- **WHAT THE TASK REQUIRES**: Every line below is to be copied exactly, with the pictures left out.

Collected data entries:

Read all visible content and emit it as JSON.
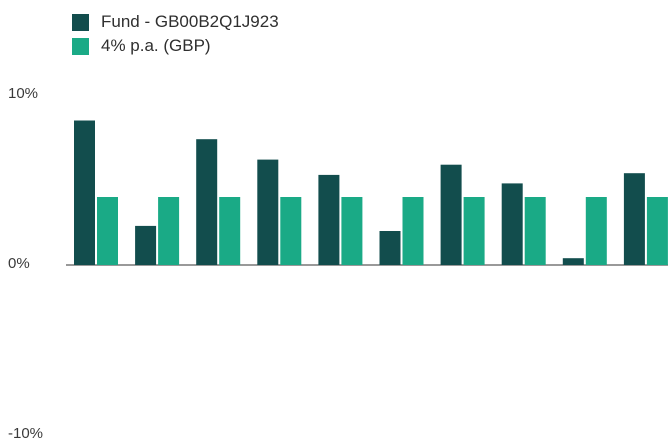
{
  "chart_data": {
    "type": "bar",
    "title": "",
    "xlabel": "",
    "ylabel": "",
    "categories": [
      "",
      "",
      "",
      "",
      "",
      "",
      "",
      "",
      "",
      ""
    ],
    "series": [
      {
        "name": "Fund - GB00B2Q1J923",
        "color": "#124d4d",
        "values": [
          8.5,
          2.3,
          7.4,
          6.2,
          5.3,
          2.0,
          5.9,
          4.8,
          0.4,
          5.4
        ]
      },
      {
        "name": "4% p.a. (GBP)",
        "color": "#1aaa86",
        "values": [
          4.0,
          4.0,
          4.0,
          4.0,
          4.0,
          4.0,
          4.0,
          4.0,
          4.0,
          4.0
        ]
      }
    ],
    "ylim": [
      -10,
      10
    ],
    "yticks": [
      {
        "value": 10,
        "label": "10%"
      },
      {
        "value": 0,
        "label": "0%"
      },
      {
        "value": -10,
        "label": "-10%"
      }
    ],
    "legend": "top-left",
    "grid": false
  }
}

- **TASK ANSWER**:
Read all visible content and emit it as JSON.
{
  "chart_data": {
    "type": "bar",
    "title": "",
    "xlabel": "",
    "ylabel": "",
    "categories": [
      "",
      "",
      "",
      "",
      "",
      "",
      "",
      "",
      "",
      ""
    ],
    "series": [
      {
        "name": "Fund - GB00B2Q1J923",
        "color": "#124d4d",
        "values": [
          8.5,
          2.3,
          7.4,
          6.2,
          5.3,
          2.0,
          5.9,
          4.8,
          0.4,
          5.4
        ]
      },
      {
        "name": "4% p.a. (GBP)",
        "color": "#1aaa86",
        "values": [
          4.0,
          4.0,
          4.0,
          4.0,
          4.0,
          4.0,
          4.0,
          4.0,
          4.0,
          4.0
        ]
      }
    ],
    "ylim": [
      -10,
      10
    ],
    "yticks": [
      {
        "value": 10,
        "label": "10%"
      },
      {
        "value": 0,
        "label": "0%"
      },
      {
        "value": -10,
        "label": "-10%"
      }
    ],
    "legend": "top-left",
    "grid": false
  }
}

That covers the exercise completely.